(Stored items)
·····

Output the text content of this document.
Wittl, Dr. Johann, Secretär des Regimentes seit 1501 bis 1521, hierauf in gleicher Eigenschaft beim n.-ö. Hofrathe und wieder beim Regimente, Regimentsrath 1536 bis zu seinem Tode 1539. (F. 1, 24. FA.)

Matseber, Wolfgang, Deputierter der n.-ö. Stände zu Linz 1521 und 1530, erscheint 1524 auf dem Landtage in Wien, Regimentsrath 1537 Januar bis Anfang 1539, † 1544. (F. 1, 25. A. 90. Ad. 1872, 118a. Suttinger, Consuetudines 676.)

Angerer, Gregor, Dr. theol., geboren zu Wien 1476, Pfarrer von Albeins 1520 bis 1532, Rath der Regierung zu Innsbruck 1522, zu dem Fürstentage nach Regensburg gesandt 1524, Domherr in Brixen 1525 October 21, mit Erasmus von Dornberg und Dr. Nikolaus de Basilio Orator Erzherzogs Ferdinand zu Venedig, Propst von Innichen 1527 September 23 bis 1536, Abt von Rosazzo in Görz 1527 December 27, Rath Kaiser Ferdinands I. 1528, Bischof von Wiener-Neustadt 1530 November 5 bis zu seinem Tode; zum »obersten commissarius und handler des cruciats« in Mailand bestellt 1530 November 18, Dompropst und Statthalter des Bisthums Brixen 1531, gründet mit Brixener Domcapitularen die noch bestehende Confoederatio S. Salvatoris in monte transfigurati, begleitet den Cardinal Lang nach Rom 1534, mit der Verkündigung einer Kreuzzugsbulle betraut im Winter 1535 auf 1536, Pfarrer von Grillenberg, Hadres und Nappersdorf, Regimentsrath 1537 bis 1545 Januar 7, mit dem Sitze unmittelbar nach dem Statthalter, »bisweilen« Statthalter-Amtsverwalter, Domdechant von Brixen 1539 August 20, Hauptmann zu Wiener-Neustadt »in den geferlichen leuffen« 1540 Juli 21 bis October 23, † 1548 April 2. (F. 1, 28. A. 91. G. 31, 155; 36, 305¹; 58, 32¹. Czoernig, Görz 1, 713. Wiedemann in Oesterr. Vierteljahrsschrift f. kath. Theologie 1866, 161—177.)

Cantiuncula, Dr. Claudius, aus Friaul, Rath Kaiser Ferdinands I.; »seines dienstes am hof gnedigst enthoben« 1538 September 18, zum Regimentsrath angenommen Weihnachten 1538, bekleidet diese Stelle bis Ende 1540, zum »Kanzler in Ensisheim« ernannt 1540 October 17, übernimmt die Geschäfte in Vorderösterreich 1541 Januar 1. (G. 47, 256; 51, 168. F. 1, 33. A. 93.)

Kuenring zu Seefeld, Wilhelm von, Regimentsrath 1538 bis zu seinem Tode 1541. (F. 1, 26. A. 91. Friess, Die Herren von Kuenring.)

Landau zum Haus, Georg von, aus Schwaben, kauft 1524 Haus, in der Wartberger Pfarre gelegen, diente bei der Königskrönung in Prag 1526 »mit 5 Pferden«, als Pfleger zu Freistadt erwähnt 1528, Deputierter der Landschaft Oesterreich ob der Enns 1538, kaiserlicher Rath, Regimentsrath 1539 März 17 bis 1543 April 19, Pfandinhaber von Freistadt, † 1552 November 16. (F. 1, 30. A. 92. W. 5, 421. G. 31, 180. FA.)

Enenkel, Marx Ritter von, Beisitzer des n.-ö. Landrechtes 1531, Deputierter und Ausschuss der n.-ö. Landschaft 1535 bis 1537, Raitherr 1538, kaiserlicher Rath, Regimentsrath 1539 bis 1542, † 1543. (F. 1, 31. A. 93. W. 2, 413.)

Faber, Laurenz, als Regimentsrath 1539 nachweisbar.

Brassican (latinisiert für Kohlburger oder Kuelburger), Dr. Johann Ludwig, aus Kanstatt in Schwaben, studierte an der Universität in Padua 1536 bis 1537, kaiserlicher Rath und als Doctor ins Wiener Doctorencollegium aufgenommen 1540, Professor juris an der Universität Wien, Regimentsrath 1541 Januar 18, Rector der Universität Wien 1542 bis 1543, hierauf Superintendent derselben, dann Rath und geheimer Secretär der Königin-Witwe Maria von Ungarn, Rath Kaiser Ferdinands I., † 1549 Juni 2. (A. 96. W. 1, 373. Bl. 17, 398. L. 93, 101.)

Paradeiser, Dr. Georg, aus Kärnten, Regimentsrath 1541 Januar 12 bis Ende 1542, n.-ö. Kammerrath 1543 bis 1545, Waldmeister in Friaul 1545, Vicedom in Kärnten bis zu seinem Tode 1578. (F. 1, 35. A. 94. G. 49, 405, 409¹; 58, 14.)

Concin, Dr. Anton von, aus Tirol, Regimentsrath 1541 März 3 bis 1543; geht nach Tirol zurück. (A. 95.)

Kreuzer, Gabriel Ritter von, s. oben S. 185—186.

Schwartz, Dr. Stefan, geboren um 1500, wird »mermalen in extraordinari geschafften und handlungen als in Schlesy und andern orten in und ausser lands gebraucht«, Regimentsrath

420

·····

* What is required:
Among the lines of the records, copy out each one that contains the word "Ritter".

* Answer space:
Enenkel, Marx Ritter von, Beisitzer des n.-ö. Landrechtes 1531, Deputierter und Ausschuss der n.-ö. Landschaft 1535 bis 1537, Raitherr 1538, kaiserlicher Rath, Regimentsrath 1539 bis 1542, † 1543. (F. 1, 31. A. 93. W. 2, 413.)
Kreuzer, Gabriel Ritter von, s. oben S. 185—186.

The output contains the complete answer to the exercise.